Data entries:
########################################

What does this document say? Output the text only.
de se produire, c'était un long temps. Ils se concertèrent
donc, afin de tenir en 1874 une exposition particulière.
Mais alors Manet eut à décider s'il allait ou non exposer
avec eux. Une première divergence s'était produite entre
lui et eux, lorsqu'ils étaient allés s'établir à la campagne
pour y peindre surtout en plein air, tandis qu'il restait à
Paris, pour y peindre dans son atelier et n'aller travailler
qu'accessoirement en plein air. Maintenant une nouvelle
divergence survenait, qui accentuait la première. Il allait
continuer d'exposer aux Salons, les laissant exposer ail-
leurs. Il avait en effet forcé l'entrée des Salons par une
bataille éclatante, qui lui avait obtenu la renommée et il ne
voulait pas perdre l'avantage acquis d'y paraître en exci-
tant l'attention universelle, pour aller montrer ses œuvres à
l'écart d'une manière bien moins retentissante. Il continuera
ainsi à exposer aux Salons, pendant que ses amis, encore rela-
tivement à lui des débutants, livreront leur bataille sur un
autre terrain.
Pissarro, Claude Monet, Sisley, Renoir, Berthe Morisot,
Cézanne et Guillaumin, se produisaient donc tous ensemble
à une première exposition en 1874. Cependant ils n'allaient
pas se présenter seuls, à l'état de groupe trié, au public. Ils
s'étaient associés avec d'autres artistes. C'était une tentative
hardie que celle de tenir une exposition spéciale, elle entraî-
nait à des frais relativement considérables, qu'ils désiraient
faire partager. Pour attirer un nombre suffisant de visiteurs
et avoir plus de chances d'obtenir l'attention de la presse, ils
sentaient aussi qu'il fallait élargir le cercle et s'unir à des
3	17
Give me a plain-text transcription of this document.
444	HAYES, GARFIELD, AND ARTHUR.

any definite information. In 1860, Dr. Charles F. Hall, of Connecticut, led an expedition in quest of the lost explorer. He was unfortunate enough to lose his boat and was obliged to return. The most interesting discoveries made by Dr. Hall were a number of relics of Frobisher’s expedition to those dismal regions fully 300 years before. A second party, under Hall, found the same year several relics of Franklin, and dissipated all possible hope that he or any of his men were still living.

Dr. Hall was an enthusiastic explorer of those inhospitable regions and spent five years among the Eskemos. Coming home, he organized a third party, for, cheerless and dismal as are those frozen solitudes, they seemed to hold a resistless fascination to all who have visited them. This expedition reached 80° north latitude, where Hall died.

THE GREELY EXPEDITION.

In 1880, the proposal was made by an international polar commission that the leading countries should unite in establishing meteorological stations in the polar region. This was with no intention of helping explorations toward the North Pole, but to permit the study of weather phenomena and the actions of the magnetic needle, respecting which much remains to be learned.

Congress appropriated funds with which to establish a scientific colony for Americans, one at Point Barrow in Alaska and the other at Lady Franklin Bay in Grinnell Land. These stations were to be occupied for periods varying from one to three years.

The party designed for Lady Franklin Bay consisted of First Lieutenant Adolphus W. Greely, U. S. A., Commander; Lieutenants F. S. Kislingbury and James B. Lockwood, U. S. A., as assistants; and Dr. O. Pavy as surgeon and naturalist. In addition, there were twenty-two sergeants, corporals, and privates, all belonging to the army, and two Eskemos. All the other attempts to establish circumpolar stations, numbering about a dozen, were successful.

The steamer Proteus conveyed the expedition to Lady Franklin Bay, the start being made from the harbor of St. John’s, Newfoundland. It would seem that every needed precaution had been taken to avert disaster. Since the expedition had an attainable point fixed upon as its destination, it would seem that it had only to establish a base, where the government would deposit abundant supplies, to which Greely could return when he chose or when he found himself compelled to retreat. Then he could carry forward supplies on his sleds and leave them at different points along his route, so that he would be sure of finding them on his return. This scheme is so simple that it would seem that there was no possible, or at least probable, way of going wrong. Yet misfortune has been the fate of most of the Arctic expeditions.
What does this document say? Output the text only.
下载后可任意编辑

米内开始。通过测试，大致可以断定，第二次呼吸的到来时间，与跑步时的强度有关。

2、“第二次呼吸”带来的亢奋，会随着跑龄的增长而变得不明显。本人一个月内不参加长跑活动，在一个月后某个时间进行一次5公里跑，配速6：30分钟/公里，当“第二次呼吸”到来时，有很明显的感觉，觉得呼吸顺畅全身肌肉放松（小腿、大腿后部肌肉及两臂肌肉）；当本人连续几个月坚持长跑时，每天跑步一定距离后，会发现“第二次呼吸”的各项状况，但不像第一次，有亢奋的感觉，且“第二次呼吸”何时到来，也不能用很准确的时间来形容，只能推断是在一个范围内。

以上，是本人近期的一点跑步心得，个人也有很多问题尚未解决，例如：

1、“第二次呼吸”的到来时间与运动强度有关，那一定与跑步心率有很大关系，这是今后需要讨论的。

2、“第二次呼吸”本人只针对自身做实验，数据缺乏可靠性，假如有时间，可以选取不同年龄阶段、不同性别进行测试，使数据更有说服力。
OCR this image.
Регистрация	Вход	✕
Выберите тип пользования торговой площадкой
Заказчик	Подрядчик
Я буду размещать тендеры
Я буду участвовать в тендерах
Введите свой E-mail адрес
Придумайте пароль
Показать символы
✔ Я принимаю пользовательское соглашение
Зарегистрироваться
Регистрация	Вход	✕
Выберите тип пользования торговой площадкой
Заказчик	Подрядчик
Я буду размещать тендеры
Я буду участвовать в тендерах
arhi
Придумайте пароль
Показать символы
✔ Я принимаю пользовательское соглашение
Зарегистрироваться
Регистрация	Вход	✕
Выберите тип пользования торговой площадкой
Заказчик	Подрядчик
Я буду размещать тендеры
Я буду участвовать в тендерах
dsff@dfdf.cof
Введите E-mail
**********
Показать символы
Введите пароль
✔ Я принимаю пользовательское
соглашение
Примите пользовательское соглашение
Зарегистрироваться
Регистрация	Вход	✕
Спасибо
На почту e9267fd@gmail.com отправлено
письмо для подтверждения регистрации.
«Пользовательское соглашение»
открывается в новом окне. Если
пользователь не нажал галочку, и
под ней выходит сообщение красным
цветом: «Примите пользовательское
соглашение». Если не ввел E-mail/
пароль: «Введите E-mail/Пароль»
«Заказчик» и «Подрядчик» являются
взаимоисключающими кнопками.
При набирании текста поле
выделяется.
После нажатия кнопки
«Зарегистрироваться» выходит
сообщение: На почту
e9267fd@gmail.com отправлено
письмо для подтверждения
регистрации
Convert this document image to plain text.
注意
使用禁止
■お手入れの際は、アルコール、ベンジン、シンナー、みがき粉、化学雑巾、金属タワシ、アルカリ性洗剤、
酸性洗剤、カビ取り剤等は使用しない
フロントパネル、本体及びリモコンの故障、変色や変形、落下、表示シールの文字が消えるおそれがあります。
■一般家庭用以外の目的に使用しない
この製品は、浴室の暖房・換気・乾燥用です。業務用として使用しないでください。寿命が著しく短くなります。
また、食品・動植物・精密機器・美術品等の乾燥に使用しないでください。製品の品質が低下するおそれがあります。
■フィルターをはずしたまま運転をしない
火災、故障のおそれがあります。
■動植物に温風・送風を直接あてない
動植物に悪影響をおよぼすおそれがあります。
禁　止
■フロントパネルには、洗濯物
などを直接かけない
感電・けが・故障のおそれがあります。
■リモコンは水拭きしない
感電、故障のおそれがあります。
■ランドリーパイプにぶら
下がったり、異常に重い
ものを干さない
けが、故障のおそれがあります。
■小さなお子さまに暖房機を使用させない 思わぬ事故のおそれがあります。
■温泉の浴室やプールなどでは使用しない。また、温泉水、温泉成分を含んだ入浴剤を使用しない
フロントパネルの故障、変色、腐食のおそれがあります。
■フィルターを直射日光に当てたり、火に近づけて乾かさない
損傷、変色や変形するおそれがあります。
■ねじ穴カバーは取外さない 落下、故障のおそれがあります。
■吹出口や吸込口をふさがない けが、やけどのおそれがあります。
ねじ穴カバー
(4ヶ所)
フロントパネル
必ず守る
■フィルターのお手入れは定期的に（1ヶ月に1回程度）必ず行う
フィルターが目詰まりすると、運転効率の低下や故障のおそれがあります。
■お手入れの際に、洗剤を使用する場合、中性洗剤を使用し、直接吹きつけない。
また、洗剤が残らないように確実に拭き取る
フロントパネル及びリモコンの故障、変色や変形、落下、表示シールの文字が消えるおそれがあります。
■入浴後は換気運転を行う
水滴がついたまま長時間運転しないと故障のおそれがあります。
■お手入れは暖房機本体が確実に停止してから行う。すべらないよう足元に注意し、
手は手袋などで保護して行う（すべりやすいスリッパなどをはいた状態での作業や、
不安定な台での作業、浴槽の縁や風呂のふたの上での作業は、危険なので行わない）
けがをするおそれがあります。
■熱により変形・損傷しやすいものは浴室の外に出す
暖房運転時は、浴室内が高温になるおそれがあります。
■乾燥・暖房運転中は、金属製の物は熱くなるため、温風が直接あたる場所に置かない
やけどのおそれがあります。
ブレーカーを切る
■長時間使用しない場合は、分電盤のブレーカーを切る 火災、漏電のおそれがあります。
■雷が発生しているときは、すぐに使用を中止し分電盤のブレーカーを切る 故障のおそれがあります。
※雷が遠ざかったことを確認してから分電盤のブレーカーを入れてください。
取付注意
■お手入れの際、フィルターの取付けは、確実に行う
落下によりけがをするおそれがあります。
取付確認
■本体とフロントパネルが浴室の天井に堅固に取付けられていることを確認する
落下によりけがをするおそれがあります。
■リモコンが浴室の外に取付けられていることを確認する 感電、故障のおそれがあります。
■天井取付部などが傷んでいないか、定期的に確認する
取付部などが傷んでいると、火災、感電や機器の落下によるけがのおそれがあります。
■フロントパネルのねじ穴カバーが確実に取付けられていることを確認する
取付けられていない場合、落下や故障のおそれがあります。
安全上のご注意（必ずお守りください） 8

########################################

GOAL:
Pick out the lines containing the string "there".

EXERCISE SOLUTION:
The party designed for Lady Franklin Bay consisted of First Lieutenant Adolphus W. Greely, U. S. A., Commander; Lieutenants F. S. Kislingbury and James B. Lockwood, U. S. A., as assistants; and Dr. O. Pavy as surgeon and naturalist. In addition, there were twenty-two sergeants, corporals, and privates, all belonging to the army, and two Eskemos. All the other attempts to establish circumpolar stations, numbering about a dozen, were successful.
The steamer Proteus conveyed the expedition to Lady Franklin Bay, the start being made from the harbor of St. John’s, Newfoundland. It would seem that every needed precaution had been taken to avert disaster. Since the expedition had an attainable point fixed upon as its destination, it would seem that it had only to establish a base, where the government would deposit abundant supplies, to which Greely could return when he chose or when he found himself compelled to retreat. Then he could carry forward supplies on his sleds and leave them at different points along his route, so that he would be sure of finding them on his return. This scheme is so simple that it would seem that there was no possible, or at least probable, way of going wrong. Yet misfortune has been the fate of most of the Arctic expeditions.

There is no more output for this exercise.